▸ Job:
Set down verbatim the lines of the items running from the line with "x-tick-label: 0.1: [357, 416, 387, 438]" up to and including the line with "x-tick-label: 1: [465, 416, 477, 438]", and nothing more.

▸ Exercise inputs:

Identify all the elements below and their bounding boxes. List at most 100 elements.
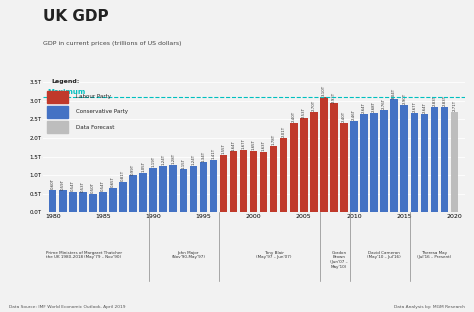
Text: 1.64T: 1.64T: [231, 139, 236, 151]
Text: 2.83T: 2.83T: [442, 95, 447, 106]
Text: 2.83T: 2.83T: [432, 95, 437, 106]
Text: 1.28T: 1.28T: [171, 153, 175, 164]
Bar: [49, 190, 56, 212]
Bar: [170, 165, 177, 212]
Text: 2.53T: 2.53T: [302, 107, 306, 118]
Text: Gordon
Brown
(Jun'07 –
May'10): Gordon Brown (Jun'07 – May'10): [330, 251, 348, 269]
Text: GDP in current prices (trillions of US dollars): GDP in current prices (trillions of US d…: [43, 41, 181, 46]
Text: 0.53T: 0.53T: [81, 181, 85, 192]
Bar: [280, 138, 288, 212]
Bar: [441, 107, 448, 212]
Text: 2.71T: 2.71T: [453, 100, 456, 111]
Text: Prime Ministers of
the UK 1980-2018: Prime Ministers of the UK 1980-2018: [46, 251, 83, 260]
Bar: [79, 193, 87, 212]
Text: 1.15T: 1.15T: [181, 158, 185, 169]
Bar: [119, 182, 127, 212]
Text: 2.40T: 2.40T: [342, 111, 346, 122]
Text: 0.99T: 0.99T: [131, 163, 135, 175]
Bar: [270, 146, 277, 212]
Bar: [401, 105, 408, 212]
Text: 1.63T: 1.63T: [262, 140, 265, 151]
Bar: [451, 112, 458, 212]
Text: 1.55T: 1.55T: [221, 143, 226, 154]
Text: 2.70T: 2.70T: [312, 100, 316, 111]
Bar: [129, 175, 137, 212]
Bar: [430, 107, 438, 212]
Bar: [420, 114, 428, 212]
Bar: [350, 121, 358, 212]
Text: 2.01T: 2.01T: [282, 126, 286, 137]
Bar: [59, 190, 66, 212]
Bar: [109, 188, 117, 212]
Bar: [260, 152, 267, 212]
Bar: [330, 104, 337, 212]
Bar: [219, 155, 227, 212]
Text: Data Analysis by: MGM Research: Data Analysis by: MGM Research: [393, 305, 465, 309]
Text: Tony Blair
(May'97 – Jun'07): Tony Blair (May'97 – Jun'07): [256, 251, 292, 260]
Text: Labour Party: Labour Party: [76, 94, 111, 99]
Bar: [370, 113, 378, 212]
FancyBboxPatch shape: [47, 121, 68, 133]
Text: 1.34T: 1.34T: [201, 151, 205, 162]
Bar: [240, 150, 247, 212]
Text: 2.67T: 2.67T: [412, 101, 416, 112]
Text: 0.59T: 0.59T: [61, 178, 65, 189]
Text: David Cameron
(May'10 – Jul'16): David Cameron (May'10 – Jul'16): [367, 251, 401, 260]
Text: 0.65T: 0.65T: [111, 176, 115, 187]
Text: 0.54T: 0.54T: [101, 180, 105, 191]
Bar: [190, 166, 197, 212]
Text: 1.24T: 1.24T: [161, 154, 165, 165]
Text: 2.64T: 2.64T: [362, 102, 366, 114]
Bar: [200, 163, 207, 212]
Bar: [180, 169, 187, 212]
Text: 2.46T: 2.46T: [352, 109, 356, 120]
Text: 0.50T: 0.50T: [91, 182, 95, 193]
Bar: [230, 151, 237, 212]
Text: Conservative Party: Conservative Party: [76, 110, 128, 115]
Text: Maximum: Maximum: [48, 89, 86, 95]
Text: 0.60T: 0.60T: [51, 178, 55, 189]
Text: 2.93T: 2.93T: [332, 92, 336, 103]
Bar: [250, 151, 257, 212]
Bar: [360, 114, 368, 212]
Bar: [290, 123, 298, 212]
Text: John Major
(Nov'90-May'97): John Major (Nov'90-May'97): [171, 251, 205, 260]
Bar: [410, 113, 418, 212]
Text: Data Forecast: Data Forecast: [76, 124, 115, 129]
Text: 1.65T: 1.65T: [252, 139, 255, 150]
Bar: [340, 123, 348, 212]
Text: UK GDP: UK GDP: [43, 9, 108, 24]
Bar: [300, 118, 308, 212]
Bar: [139, 173, 147, 212]
Bar: [391, 99, 398, 212]
FancyBboxPatch shape: [47, 106, 68, 118]
Text: 1.24T: 1.24T: [191, 154, 195, 165]
Bar: [149, 168, 157, 212]
Text: 0.81T: 0.81T: [121, 170, 125, 181]
FancyBboxPatch shape: [47, 91, 68, 103]
Text: 2.76T: 2.76T: [382, 98, 386, 109]
Text: 3.04T: 3.04T: [392, 87, 396, 99]
Text: 1.19T: 1.19T: [151, 156, 155, 167]
Bar: [210, 160, 217, 212]
Text: 2.90T: 2.90T: [402, 93, 406, 104]
Text: 1.67T: 1.67T: [242, 139, 246, 149]
Text: 2.68T: 2.68T: [372, 101, 376, 112]
Text: 1.78T: 1.78T: [272, 134, 276, 145]
Text: Theresa May
(Jul'16 – Present): Theresa May (Jul'16 – Present): [417, 251, 452, 260]
Text: Data Source: IMF World Economic Outlook, April 2019: Data Source: IMF World Economic Outlook,…: [9, 305, 126, 309]
Bar: [381, 110, 388, 212]
Bar: [320, 97, 328, 212]
Text: 1.05T: 1.05T: [141, 162, 145, 173]
Text: 2.64T: 2.64T: [422, 102, 426, 114]
Text: 1.41T: 1.41T: [211, 148, 215, 159]
Bar: [159, 166, 167, 212]
Text: 3.10T: 3.10T: [322, 85, 326, 96]
Bar: [89, 194, 97, 212]
Bar: [69, 192, 77, 212]
Text: Legend:: Legend:: [51, 79, 80, 84]
Bar: [310, 112, 318, 212]
Text: 2.40T: 2.40T: [292, 111, 296, 122]
Bar: [99, 192, 107, 212]
Text: Margaret Thatcher
(May'79 – Nov'90): Margaret Thatcher (May'79 – Nov'90): [84, 251, 122, 260]
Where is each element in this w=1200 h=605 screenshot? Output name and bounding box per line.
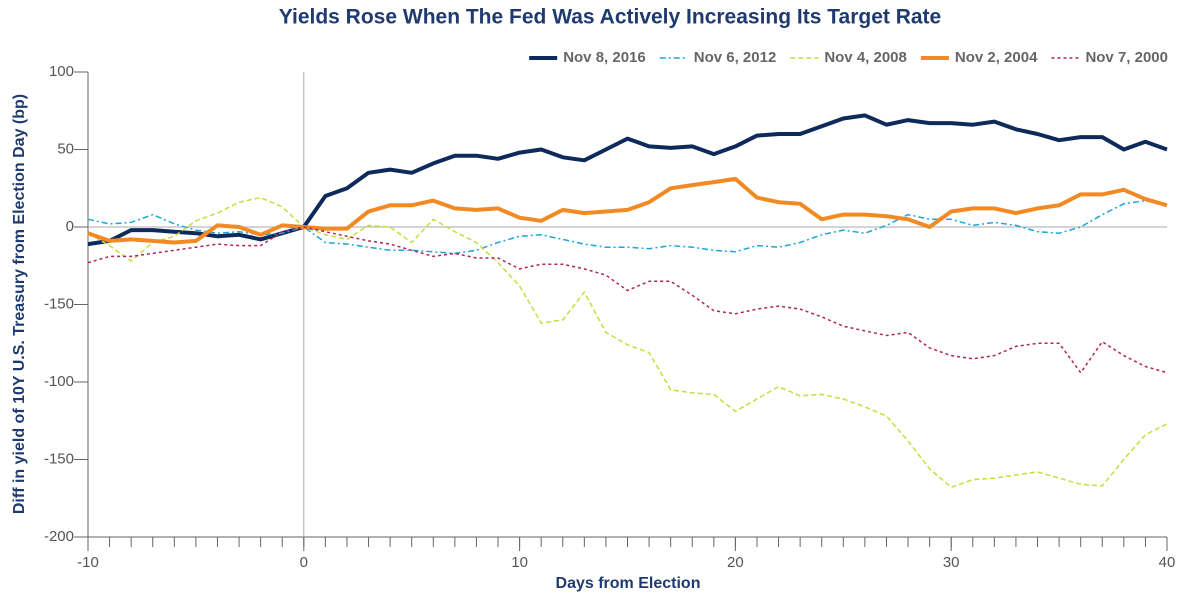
- legend-label: Nov 2, 2004: [955, 49, 1038, 66]
- y-tick-label: -150: [44, 295, 74, 312]
- series-line: [87, 113, 1168, 247]
- x-tick-label: 30: [943, 554, 960, 571]
- y-tick-label: -200: [44, 528, 74, 545]
- legend: Nov 8, 2016 Nov 6, 2012 Nov 4, 2008 Nov 2, …: [529, 49, 1168, 66]
- legend-label: Nov 8, 2016: [563, 49, 646, 66]
- y-axis-title: Diff in yield of 10Y U.S. Treasury from …: [11, 94, 28, 514]
- chart-title: Yields Rose When The Fed Was Actively In…: [279, 6, 941, 29]
- x-tick-label: -10: [77, 554, 99, 571]
- y-tick-label: 100: [49, 63, 74, 80]
- y-tick-label: -100: [44, 373, 74, 390]
- series-line: [87, 176, 1168, 245]
- legend-label: Nov 7, 2000: [1085, 49, 1168, 66]
- x-tick-label: 10: [511, 554, 528, 571]
- x-tick-label: 0: [300, 554, 308, 571]
- legend-label: Nov 6, 2012: [694, 49, 777, 66]
- x-tick-label: 40: [1159, 554, 1176, 571]
- x-axis-title: Days from Election: [556, 575, 701, 592]
- series-line: [87, 196, 1168, 489]
- series-line: [87, 226, 1168, 374]
- y-tick-label: -150: [44, 450, 74, 467]
- y-tick-label: 0: [66, 218, 74, 235]
- series-line: [87, 199, 1168, 255]
- legend-label: Nov 4, 2008: [824, 49, 907, 66]
- y-tick-label: 50: [57, 140, 74, 157]
- x-tick-label: 20: [727, 554, 744, 571]
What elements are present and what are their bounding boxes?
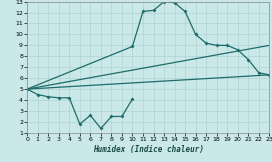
X-axis label: Humidex (Indice chaleur): Humidex (Indice chaleur): [93, 145, 204, 154]
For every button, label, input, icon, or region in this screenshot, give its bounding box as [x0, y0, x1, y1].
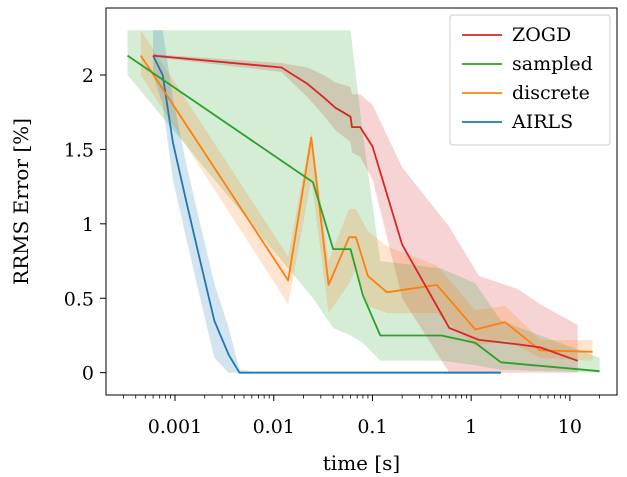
x-tick-label: 0.1: [357, 416, 387, 438]
legend: ZOGD sampled discrete AIRLS: [449, 14, 611, 146]
y-tick-label: 0.5: [64, 288, 94, 310]
axis-ticks: 0.001 0.01 0.1 1 10 0 0.5 1 1.5 2: [64, 65, 601, 438]
line-sampled: [126, 54, 600, 373]
y-tick-label: 2: [82, 65, 94, 87]
legend-label-discrete: discrete: [512, 82, 590, 104]
band-discrete: [140, 30, 593, 361]
line-discrete: [140, 55, 593, 353]
plot-area-frame: [105, 7, 618, 396]
y-tick-label: 1.5: [64, 139, 94, 161]
y-tick-label: 0: [82, 363, 94, 385]
series-lines: [126, 54, 600, 374]
y-axis-label: RRMS Error [%]: [9, 118, 33, 285]
legend-label-airls: AIRLS: [511, 111, 573, 133]
legend-box: [449, 14, 611, 146]
x-tick-label: 0.001: [148, 416, 202, 438]
x-tick-label: 0.01: [253, 416, 295, 438]
band-sampled: [127, 30, 600, 373]
y-tick-label: 1: [82, 214, 94, 236]
line-zogd: [153, 54, 579, 362]
confidence-bands: [127, 30, 600, 373]
x-tick-label: 1: [465, 416, 477, 438]
legend-label-zogd: ZOGD: [512, 24, 571, 46]
band-zogd: [153, 54, 578, 373]
x-tick-label: 10: [558, 416, 582, 438]
legend-label-sampled: sampled: [512, 53, 593, 75]
line-airls: [152, 55, 501, 374]
x-axis-label: time [s]: [323, 451, 400, 475]
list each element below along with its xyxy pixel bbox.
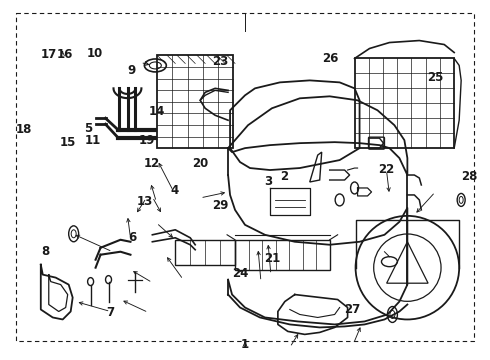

▸ Exercise output:
x-tick-label: 0.1: [357, 416, 387, 438]
legend: ZOGD sampled discrete AIRLS: [449, 14, 611, 146]
y-tick-label: 0.5: [64, 288, 94, 310]
axis-ticks: 0.001 0.01 0.1 1 10 0 0.5 1 1.5 2: [64, 65, 601, 438]
line-sampled: [126, 54, 600, 373]
y-tick-label: 2: [82, 65, 94, 87]
legend-label-discrete: discrete: [512, 82, 590, 104]
band-discrete: [140, 30, 593, 361]
line-discrete: [140, 55, 593, 353]
plot-area-frame: [105, 7, 618, 396]
y-tick-label: 1.5: [64, 139, 94, 161]
y-tick-label: 0: [82, 363, 94, 385]
series-lines: [126, 54, 600, 374]
y-axis-label: RRMS Error [%]: [9, 118, 33, 285]
legend-label-airls: AIRLS: [511, 111, 573, 133]
legend-box: [449, 14, 611, 146]
x-tick-label: 0.001: [148, 416, 202, 438]
x-tick-label: 0.01: [253, 416, 295, 438]
band-sampled: [127, 30, 600, 373]
y-tick-label: 1: [82, 214, 94, 236]
line-zogd: [153, 54, 579, 362]
confidence-bands: [127, 30, 600, 373]
x-tick-label: 1: [465, 416, 477, 438]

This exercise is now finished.